Collected data entries
○ ○ ○
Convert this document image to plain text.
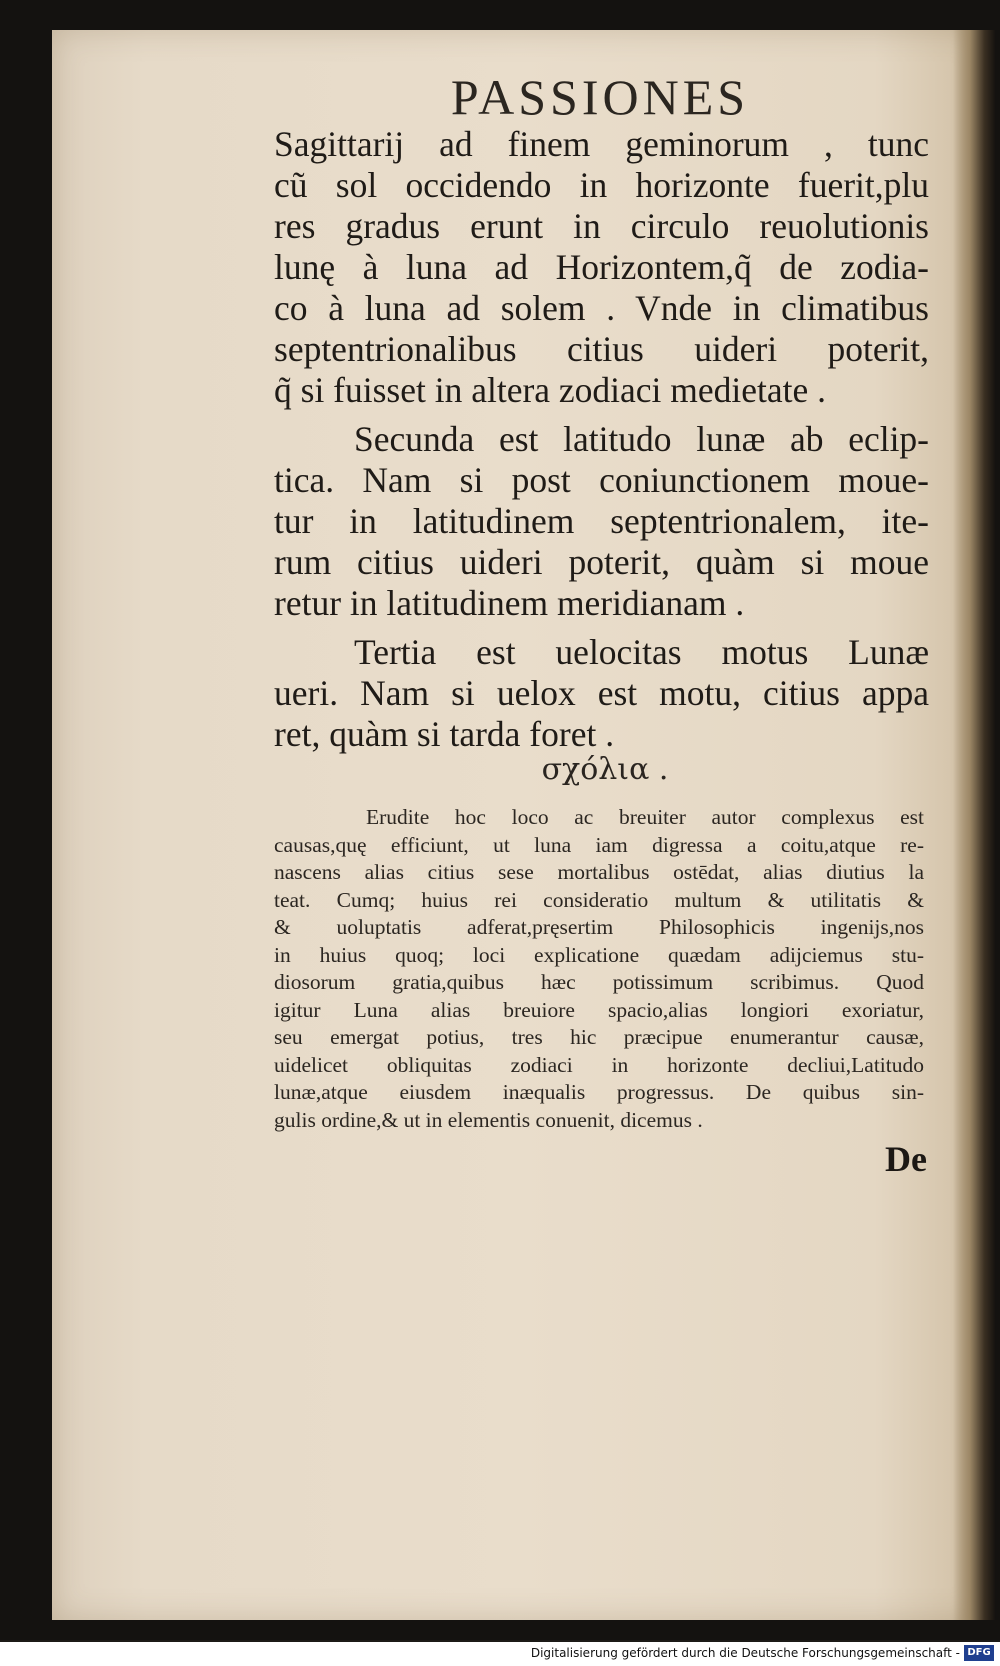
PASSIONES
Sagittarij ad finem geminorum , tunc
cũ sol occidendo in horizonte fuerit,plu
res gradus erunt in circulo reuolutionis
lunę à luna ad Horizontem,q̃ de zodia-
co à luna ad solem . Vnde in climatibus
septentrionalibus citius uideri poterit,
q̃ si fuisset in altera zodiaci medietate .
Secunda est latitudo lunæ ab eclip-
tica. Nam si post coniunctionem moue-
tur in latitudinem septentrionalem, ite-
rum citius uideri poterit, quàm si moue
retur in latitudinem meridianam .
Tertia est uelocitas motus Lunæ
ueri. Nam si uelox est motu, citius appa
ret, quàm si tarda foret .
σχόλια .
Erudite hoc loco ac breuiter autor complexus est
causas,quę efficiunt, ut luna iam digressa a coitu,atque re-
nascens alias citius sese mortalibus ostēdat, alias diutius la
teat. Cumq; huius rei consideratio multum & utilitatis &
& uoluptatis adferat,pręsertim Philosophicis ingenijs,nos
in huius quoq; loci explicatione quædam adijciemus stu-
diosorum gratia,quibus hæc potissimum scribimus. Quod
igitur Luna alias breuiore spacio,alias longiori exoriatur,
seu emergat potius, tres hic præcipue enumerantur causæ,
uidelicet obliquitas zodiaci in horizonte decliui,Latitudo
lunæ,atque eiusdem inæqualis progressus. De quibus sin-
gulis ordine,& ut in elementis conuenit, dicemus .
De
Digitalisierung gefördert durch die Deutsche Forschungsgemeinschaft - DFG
○ ○ ○
■ **Written request**:
Work through the records above line by line and count those that hold the string "quibus". Give only the result.

■ **Task output**:
2